*WHAT IS ASKED*
Return all lines from the listing below in which the string "town" occurs.

Data entries:
_ _ _ _
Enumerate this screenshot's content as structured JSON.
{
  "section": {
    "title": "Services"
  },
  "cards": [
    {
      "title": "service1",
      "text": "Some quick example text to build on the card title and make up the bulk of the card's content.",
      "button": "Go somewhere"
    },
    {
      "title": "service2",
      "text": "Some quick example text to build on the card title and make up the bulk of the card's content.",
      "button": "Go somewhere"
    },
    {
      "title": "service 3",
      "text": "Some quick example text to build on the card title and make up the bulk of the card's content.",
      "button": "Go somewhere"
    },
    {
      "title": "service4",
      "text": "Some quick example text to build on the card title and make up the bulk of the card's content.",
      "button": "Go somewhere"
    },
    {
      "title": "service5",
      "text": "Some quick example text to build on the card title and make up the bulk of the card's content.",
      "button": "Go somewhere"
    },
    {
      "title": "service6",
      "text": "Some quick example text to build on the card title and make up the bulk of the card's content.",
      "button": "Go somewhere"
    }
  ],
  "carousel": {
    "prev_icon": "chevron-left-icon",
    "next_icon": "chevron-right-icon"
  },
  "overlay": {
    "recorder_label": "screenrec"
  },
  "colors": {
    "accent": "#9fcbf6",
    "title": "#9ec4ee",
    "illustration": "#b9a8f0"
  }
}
_ _ _ _
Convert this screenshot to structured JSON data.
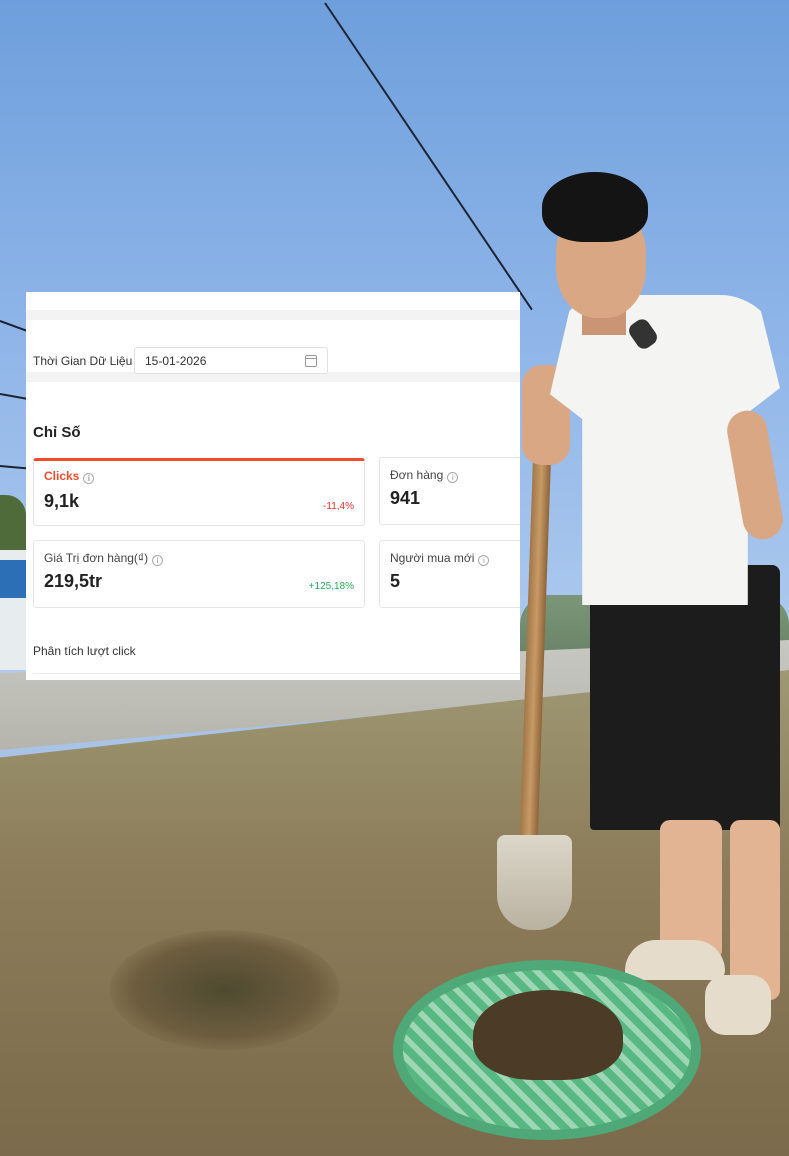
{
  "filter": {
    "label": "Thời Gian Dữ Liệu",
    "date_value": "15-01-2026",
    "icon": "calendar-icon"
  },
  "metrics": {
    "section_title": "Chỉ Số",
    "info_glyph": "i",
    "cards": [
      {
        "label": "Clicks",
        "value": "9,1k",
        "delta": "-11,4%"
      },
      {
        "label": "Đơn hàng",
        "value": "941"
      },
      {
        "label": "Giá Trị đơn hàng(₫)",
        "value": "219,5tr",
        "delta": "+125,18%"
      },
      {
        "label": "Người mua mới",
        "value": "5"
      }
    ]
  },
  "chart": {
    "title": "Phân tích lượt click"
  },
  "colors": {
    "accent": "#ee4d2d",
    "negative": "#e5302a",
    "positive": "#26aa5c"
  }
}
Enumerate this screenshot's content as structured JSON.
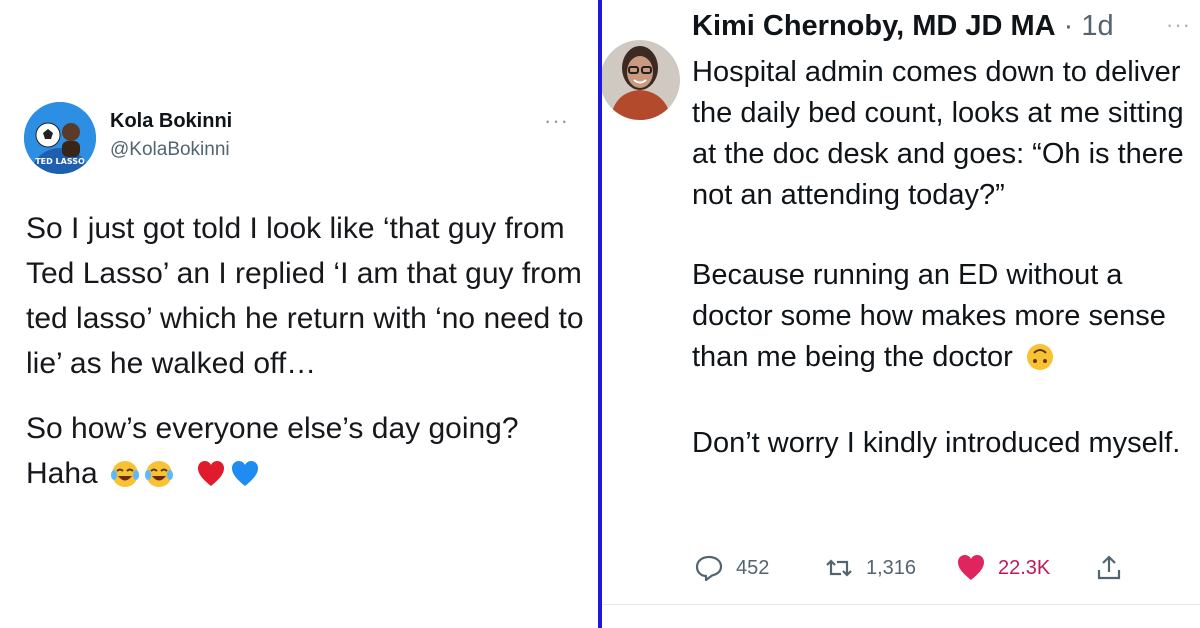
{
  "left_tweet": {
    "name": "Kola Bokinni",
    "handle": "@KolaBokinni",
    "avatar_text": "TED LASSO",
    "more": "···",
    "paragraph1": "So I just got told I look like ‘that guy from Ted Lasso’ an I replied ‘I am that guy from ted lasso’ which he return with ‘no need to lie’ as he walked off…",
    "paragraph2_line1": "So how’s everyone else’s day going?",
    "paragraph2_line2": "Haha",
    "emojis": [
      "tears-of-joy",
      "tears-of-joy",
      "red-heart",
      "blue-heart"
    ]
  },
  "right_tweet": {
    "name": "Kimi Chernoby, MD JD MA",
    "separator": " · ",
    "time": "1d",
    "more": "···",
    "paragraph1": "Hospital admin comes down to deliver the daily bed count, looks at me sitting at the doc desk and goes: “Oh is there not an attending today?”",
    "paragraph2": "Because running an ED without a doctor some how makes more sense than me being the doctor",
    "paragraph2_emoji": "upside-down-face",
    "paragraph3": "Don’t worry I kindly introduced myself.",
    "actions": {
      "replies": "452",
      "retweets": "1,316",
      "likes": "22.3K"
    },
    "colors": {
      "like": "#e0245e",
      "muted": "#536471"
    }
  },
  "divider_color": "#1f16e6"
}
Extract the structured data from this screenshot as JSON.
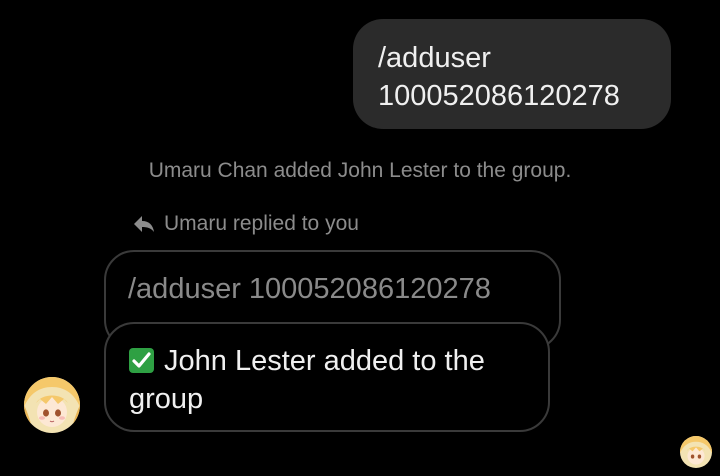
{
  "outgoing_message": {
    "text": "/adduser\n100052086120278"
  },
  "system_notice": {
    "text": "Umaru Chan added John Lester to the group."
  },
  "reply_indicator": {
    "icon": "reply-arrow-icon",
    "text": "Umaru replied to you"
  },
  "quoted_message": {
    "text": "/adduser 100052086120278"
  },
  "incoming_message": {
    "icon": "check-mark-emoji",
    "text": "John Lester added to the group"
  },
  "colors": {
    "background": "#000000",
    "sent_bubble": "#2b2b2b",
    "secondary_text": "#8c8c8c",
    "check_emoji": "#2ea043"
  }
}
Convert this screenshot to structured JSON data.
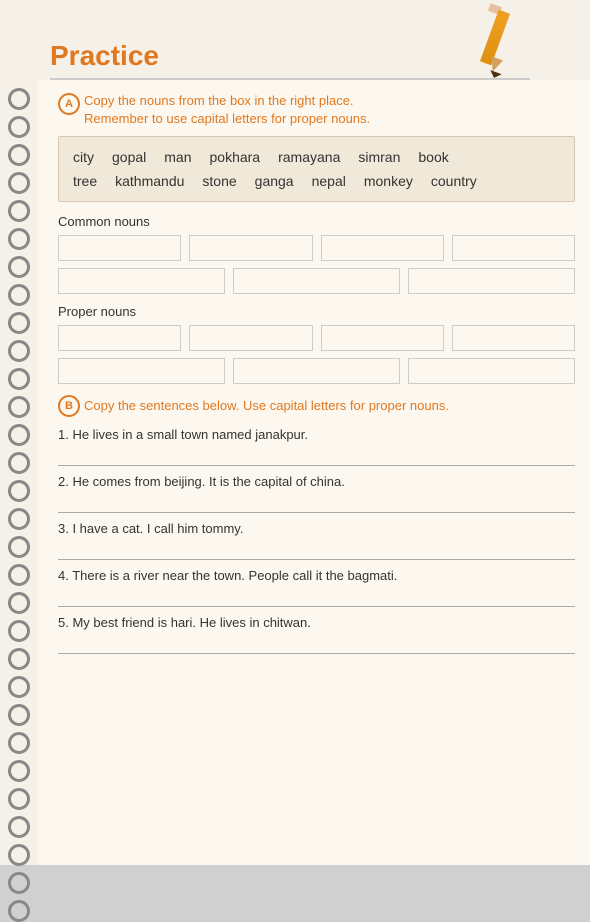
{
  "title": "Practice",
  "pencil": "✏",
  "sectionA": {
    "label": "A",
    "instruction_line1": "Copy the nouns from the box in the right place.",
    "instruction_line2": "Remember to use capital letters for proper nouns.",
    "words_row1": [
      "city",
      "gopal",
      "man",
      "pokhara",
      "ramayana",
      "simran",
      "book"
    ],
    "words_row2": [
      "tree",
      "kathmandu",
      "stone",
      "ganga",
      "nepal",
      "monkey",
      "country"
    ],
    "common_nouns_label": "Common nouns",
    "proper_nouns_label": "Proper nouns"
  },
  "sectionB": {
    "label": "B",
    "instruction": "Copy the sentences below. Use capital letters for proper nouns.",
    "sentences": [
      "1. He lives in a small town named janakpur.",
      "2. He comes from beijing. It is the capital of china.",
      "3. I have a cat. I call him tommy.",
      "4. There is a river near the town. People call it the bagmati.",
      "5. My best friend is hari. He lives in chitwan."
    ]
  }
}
_ _ _ _
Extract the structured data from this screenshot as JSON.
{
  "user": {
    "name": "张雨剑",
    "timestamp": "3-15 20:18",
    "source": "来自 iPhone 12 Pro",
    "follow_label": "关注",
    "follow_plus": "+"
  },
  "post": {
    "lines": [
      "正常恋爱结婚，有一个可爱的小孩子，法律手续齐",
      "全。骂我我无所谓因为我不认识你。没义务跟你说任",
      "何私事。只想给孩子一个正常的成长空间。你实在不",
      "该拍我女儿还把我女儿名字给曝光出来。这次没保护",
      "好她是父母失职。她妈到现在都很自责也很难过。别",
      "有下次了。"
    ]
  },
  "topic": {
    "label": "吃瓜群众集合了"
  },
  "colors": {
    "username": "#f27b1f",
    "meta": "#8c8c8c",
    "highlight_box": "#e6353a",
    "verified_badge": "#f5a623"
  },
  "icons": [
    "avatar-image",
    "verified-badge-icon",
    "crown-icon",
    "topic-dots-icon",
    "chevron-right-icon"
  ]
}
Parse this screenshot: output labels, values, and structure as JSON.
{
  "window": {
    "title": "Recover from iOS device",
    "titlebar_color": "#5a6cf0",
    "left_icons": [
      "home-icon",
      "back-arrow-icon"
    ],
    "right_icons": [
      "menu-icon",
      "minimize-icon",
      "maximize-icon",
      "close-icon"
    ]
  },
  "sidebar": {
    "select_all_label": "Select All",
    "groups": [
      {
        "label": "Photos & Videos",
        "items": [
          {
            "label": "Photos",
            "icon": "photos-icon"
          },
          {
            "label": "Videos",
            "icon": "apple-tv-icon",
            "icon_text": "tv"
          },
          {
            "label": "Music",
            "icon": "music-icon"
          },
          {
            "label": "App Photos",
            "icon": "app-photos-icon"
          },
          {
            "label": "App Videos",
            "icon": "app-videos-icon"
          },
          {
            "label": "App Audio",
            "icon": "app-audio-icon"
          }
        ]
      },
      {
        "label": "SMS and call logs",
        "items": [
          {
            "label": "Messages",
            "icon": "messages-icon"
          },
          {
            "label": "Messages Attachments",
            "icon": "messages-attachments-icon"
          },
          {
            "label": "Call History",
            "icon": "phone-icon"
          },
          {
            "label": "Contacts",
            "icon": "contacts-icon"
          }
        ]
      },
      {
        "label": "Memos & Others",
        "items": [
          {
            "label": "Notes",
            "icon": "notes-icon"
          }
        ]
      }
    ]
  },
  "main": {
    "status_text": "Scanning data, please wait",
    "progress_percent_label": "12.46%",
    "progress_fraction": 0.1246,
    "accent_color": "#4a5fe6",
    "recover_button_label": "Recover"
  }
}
_ _ _ _
*RESPONSE TO THIS EXERCISE*
      "1. He lives in a small town named janakpur.",
      "4. There is a river near the town. People call it the bagmati.",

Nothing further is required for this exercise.